→ **Selected passage**:
_____
The Customer API uses the OAuth 2.0 client credentials grant. You exchange your Customer Code and API Key for a short-lived JSON Web Token (JWT), then send that token in the Authorization header on every subsequent request.

This is a standard machine-to-machine authentication flow supported by all major HTTP libraries — you usually don't need to implement it by hand.

Credentials

To use the API you need two values, issued by Kiss when you sign up:

CredentialUsed asExample
Customer CodeThe OAuth client_idACME01
API KeyThe OAuth client_secreta long random string

Treat the API Key like a password. It grants full read access to your customer-scoped data. Do not commit it to source control, do not share it in chat messages, and rotate it immediately if you suspect it has been exposed (see Key rotation).

The token endpoint

POST /auth/token

Exchange a Customer Code and API Key for a short-lived access token. This endpoint does not require authentication itself.

Request

The request body is application/x-www-form-urlencoded — the same content type used by standard OAuth implementations.

ParameterRequiredDescription
grant_typeYesMust be client_credentials.
client_idYesYour Customer Code.
client_secretYesYour API Key.

Example

POST /auth/token HTTP/1.1
Host: api.kiss.example.com
Content-Type: application/x-www-form-urlencoded

grant_type=client_credentials&client_id=ACME01&client_secret=YOUR_API_KEY

Successful response

{
"access_token": "eyJhbGciOiJIUzI1NiIsInR5cCI6IkpXVCJ9...",
"token_type": "Bearer",
"expires_in": 3600
}
FieldDescription
access_tokenThe JWT to send with subsequent requests.
token_typeAlways Bearer.
expires_inToken lifetime in seconds (currently 3600 — one hour).

Error responses

The token endpoint follows the standard OAuth 2.0 error format:

{ "error": "invalid_client", "error_description": "Invalid client credentials." }
Statuserror valueCause
400unsupported_grant_typegrant_type was not client_credentials.
400invalid_requestclient_id or client_secret is missing.
401invalid_clientThe Customer Code is unknown, the API Key is wrong, the key has expired, or the customer account is disabled.

Using the access token

Send the token in the Authorization header of every request to a protected endpoint:

GET /products HTTP/1.1
Host: api.kiss.example.com
Authorization: Bearer eyJhbGciOiJIUzI1NiIsInR5cCI6IkpXVCJ9...

Any of the standard ways of setting headers in your HTTP client will work — there is nothing API-specific about how the token is sent.

A missing, malformed, or expired token returns 401 Unauthorized.

Token lifetime and renewal

  • Tokens expire after 3600 seconds (one hour).
  • The token is not automatically refreshed — when it expires, the next request returns 401 Unauthorized, and your client must request a new token from /auth/token.
  • The best practice is to cache the token in memory and request a new one a few minutes before it expires (for example, when the current time is within five minutes of the expiry).
  • There is no token revocation. Once issued, a token remains valid for its full lifetime even if the underlying API key is revoked or the customer account is disabled. Revocation only takes effect at the next token request.

Key rotation

API keys have an expiry date (default: one year after issue). To rotate a key:

  1. Ask your Kiss account manager to issue a new API Key.
  2. Update your application's configuration with the new key.
  3. Verify your application can authenticate using the new key.
  4. Ask your account manager to revoke the old key.

There is currently no self-service key rotation portal. If you suspect your key has been compromised, contact support@kissmecostumes.com immediately and we will issue a new key and revoke the old one.

Security checklist

  • Store your API Key securely (e.g. in a secrets manager, never in source control).
  • Always use the HTTPS URL provided by Kiss. The deployment is reachable over HTTPS through a TLS-terminating proxy; sending credentials over a plain-HTTP URL would expose them in transit.
  • Treat the access token as sensitive — anyone with the token can read your data until it expires.
  • Rotate keys on a regular schedule and immediately if you suspect compromise.
  • Restrict access to the API Key to the smallest possible number of people and systems.
_____
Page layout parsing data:
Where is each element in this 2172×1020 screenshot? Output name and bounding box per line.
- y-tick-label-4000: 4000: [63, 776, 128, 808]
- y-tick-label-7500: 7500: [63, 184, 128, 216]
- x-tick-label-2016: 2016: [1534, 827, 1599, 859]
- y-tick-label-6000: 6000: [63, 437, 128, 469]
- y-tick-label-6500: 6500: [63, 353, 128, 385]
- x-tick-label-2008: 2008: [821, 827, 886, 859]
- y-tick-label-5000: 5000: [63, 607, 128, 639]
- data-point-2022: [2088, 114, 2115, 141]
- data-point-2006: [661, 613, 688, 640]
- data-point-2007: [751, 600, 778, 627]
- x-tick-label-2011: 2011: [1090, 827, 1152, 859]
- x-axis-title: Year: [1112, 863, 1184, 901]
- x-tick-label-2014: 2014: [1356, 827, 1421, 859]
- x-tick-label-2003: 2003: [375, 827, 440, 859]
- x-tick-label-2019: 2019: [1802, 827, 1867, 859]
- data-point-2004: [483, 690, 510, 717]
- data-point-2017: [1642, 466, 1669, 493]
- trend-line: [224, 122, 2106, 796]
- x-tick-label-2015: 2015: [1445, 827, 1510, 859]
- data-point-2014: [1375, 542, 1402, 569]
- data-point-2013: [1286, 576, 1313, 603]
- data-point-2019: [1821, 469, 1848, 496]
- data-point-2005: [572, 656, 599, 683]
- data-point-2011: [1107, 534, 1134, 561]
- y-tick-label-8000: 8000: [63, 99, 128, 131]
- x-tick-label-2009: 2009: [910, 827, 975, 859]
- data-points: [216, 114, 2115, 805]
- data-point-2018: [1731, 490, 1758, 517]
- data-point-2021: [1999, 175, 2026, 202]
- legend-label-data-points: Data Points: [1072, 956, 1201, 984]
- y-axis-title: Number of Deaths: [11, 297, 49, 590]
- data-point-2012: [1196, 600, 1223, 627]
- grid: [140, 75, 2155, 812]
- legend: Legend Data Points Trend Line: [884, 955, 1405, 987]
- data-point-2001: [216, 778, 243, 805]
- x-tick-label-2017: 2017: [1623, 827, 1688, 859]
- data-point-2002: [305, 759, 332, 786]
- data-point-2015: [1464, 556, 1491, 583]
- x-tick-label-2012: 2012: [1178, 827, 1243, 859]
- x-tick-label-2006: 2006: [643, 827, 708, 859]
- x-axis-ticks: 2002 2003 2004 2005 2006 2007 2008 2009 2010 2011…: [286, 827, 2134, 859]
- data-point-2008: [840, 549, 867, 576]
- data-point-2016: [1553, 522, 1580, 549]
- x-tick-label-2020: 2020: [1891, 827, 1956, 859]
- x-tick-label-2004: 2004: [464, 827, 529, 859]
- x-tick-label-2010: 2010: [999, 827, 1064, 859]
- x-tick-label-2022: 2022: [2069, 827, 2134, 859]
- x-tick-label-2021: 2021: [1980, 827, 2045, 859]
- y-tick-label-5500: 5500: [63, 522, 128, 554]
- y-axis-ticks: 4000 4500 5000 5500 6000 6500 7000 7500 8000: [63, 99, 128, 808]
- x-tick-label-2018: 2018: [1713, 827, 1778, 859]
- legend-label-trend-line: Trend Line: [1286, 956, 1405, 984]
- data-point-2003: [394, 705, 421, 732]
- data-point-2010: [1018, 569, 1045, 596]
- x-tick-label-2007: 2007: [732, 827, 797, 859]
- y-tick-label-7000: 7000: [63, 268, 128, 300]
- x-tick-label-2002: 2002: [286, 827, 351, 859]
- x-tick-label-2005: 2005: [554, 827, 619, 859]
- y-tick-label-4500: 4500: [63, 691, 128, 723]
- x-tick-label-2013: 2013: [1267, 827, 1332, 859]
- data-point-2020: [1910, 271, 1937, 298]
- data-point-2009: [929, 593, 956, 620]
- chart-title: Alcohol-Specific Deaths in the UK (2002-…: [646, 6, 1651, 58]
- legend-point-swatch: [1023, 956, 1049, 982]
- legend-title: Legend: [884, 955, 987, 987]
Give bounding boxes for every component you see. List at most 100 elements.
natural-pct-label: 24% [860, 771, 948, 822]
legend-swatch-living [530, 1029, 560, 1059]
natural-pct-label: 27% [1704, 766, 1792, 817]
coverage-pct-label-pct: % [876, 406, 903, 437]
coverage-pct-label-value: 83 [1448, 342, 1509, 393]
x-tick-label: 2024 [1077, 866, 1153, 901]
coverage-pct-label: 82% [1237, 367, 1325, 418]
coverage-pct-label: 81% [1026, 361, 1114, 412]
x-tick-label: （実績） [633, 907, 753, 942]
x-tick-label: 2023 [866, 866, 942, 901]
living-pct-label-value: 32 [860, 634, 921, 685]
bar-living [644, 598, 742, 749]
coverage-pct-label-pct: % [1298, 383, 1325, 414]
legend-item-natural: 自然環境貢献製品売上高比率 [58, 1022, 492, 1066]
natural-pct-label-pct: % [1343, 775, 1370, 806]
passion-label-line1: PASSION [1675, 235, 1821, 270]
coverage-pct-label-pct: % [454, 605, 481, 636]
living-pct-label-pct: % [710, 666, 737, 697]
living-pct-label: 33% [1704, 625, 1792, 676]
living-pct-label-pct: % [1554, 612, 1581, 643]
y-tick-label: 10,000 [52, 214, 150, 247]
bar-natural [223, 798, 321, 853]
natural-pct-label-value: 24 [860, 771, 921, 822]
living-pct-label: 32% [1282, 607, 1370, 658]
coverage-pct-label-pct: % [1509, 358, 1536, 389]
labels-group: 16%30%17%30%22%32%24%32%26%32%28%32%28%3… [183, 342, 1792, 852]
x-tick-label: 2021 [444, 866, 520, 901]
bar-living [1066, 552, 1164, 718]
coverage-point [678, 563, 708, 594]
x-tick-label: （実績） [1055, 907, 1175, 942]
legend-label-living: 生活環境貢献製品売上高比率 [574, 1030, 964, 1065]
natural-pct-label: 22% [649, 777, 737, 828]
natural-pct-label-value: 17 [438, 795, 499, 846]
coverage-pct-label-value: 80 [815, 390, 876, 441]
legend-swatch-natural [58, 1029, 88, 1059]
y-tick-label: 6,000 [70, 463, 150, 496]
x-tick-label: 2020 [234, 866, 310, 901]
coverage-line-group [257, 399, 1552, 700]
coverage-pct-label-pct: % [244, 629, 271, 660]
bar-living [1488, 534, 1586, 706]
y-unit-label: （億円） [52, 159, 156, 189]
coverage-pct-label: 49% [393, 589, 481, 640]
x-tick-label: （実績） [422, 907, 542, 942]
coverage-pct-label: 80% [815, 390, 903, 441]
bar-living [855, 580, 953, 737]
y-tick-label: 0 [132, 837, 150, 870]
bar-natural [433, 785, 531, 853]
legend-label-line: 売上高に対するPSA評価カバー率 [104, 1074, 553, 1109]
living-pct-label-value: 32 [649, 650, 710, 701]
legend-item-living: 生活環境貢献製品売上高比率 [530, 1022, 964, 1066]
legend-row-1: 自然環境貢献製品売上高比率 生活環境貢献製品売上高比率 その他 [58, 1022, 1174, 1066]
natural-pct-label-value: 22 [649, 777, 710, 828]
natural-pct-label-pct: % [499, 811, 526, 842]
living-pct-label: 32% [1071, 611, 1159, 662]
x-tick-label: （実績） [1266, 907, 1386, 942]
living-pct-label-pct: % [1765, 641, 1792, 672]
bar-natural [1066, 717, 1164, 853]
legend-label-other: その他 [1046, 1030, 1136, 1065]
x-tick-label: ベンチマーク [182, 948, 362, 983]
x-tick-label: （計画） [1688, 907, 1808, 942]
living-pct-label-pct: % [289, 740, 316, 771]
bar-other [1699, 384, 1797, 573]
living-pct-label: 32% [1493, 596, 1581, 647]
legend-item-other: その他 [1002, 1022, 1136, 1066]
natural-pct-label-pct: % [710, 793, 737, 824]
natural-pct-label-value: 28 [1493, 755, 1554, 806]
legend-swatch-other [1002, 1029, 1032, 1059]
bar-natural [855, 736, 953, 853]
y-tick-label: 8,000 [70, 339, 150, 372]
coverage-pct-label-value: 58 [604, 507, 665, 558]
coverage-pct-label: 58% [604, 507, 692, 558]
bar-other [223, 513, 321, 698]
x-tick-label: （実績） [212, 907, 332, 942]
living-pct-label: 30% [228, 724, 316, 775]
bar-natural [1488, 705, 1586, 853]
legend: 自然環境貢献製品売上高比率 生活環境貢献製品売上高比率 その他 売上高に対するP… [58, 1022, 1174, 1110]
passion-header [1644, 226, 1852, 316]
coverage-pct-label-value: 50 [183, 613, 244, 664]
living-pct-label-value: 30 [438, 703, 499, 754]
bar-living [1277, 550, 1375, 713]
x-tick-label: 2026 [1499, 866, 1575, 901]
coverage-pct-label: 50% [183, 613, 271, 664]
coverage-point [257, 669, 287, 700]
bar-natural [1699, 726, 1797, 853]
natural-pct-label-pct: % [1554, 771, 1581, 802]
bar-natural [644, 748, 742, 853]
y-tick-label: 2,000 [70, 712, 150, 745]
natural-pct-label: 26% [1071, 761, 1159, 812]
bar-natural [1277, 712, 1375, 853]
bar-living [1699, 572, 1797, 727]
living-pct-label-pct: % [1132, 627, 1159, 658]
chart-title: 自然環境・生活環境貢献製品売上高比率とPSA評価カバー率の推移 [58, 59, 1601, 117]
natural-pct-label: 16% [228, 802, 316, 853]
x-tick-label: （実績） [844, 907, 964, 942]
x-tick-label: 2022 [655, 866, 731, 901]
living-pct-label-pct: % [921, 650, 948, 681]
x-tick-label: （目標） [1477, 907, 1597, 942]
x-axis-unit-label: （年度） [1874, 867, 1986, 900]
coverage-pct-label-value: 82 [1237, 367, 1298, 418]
_____
→ **Questions on the material**:
**1.** According to the authentication passage, what is the default expiry date of an API key?
**2.** List every error value that the authentication passage gives in its table of token endpoint errors.
The items are not used in this exercise.

→ **Solutions to the tasks**:
**1.** One year after issue.

**2.** unsupported_grant_type, invalid_request, invalid_client